(Figure data in JSON)

==========

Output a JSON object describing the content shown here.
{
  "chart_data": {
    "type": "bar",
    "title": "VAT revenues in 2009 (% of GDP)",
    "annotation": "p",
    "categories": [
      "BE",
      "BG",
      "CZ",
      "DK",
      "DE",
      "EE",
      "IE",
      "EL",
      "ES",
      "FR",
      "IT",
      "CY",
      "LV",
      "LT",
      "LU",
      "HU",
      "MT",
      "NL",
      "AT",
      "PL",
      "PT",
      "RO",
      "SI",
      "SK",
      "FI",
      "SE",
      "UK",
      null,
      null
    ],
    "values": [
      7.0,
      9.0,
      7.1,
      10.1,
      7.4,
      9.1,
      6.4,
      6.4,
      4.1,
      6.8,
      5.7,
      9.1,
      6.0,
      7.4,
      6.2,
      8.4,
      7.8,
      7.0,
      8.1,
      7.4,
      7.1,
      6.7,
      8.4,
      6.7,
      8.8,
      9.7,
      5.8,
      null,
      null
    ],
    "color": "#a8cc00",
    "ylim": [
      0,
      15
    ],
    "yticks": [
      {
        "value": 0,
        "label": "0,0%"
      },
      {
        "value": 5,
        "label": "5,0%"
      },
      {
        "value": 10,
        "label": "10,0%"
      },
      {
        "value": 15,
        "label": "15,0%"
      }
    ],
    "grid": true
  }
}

==========

» **SET PROBLEM**
Read the entries above, then pull out the lines that include "label".

» **WRITTEN SOLUTION**
        "label": "0,0%"
        "label": "5,0%"
        "label": "10,0%"
        "label": "15,0%"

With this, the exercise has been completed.